* STATED EXERCISE
Reproduce the records below line for line, without any changes, and leave out the pictures.

* DATA ENTRIES
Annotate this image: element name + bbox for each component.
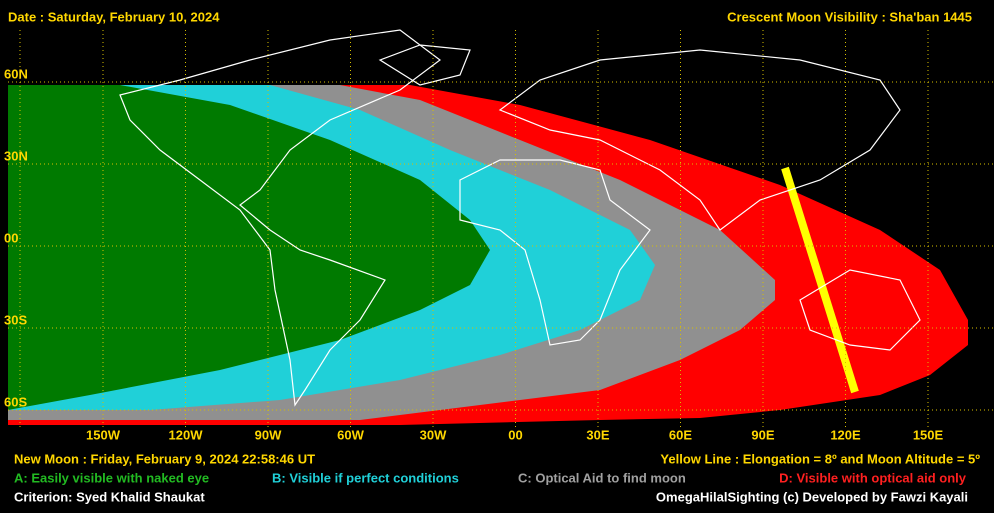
legend-a: A: Easily visible with naked eye: [14, 470, 209, 485]
lon-label: 90W: [255, 427, 282, 442]
legend-b: B: Visible if perfect conditions: [272, 470, 459, 485]
legend-d: D: Visible with optical aid only: [779, 470, 967, 485]
credit: OmegaHilalSighting (c) Developed by Fawz…: [656, 489, 968, 504]
lon-label: 60W: [337, 427, 364, 442]
lon-label: 60E: [669, 427, 692, 442]
lat-label: 60N: [4, 66, 28, 81]
zone-a: [8, 85, 490, 410]
lon-label: 120E: [830, 427, 861, 442]
date: Date : Saturday, February 10, 2024: [8, 9, 220, 24]
criterion: Criterion: Syed Khalid Shaukat: [14, 489, 205, 504]
new-moon: New Moon : Friday, February 9, 2024 22:5…: [14, 451, 315, 466]
lon-label: 30E: [586, 427, 609, 442]
lon-label: 90E: [751, 427, 774, 442]
lat-label: 30N: [4, 148, 28, 163]
graticule: [8, 30, 994, 428]
coastlines: [119, 29, 921, 407]
lat-label: 60S: [4, 394, 27, 409]
yellow-line-note: Yellow Line : Elongation = 8º and Moon A…: [660, 451, 980, 466]
lon-label: 30W: [420, 427, 447, 442]
lon-label: 120W: [169, 427, 204, 442]
lon-label: 00: [508, 427, 522, 442]
lon-label: 150W: [86, 427, 121, 442]
lat-label: 00: [4, 230, 18, 245]
map-title: Crescent Moon Visibility : Sha'ban 1445: [727, 9, 972, 24]
yellow-line: [781, 166, 859, 394]
lat-label: 30S: [4, 312, 27, 327]
legend-c: C: Optical Aid to find moon: [518, 470, 686, 485]
lon-label: 150E: [913, 427, 944, 442]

* OUTPUT FOR THIS TASK
Annotate this image: element name + bbox for each component.
legend-a: A: Easily visible with naked eye: [14, 470, 209, 485]
lon-label: 90W: [255, 427, 282, 442]
legend-b: B: Visible if perfect conditions: [272, 470, 459, 485]
legend-d: D: Visible with optical aid only: [779, 470, 967, 485]
credit: OmegaHilalSighting (c) Developed by Fawz…: [656, 489, 968, 504]
lon-label: 60W: [337, 427, 364, 442]
lon-label: 60E: [669, 427, 692, 442]
lat-label: 60N: [4, 66, 28, 81]
zone-a: [8, 85, 490, 410]
lon-label: 120E: [830, 427, 861, 442]
date: Date : Saturday, February 10, 2024: [8, 9, 220, 24]
criterion: Criterion: Syed Khalid Shaukat: [14, 489, 205, 504]
new-moon: New Moon : Friday, February 9, 2024 22:5…: [14, 451, 315, 466]
lon-label: 30E: [586, 427, 609, 442]
lon-label: 90E: [751, 427, 774, 442]
lat-label: 30N: [4, 148, 28, 163]
graticule: [8, 30, 994, 428]
coastlines: [119, 29, 921, 407]
lat-label: 60S: [4, 394, 27, 409]
yellow-line-note: Yellow Line : Elongation = 8º and Moon A…: [660, 451, 980, 466]
lon-label: 30W: [420, 427, 447, 442]
lon-label: 120W: [169, 427, 204, 442]
lon-label: 00: [508, 427, 522, 442]
lon-label: 150W: [86, 427, 121, 442]
lat-label: 00: [4, 230, 18, 245]
map-title: Crescent Moon Visibility : Sha'ban 1445: [727, 9, 972, 24]
yellow-line: [781, 166, 859, 394]
lat-label: 30S: [4, 312, 27, 327]
legend-c: C: Optical Aid to find moon: [518, 470, 686, 485]
lon-label: 150E: [913, 427, 944, 442]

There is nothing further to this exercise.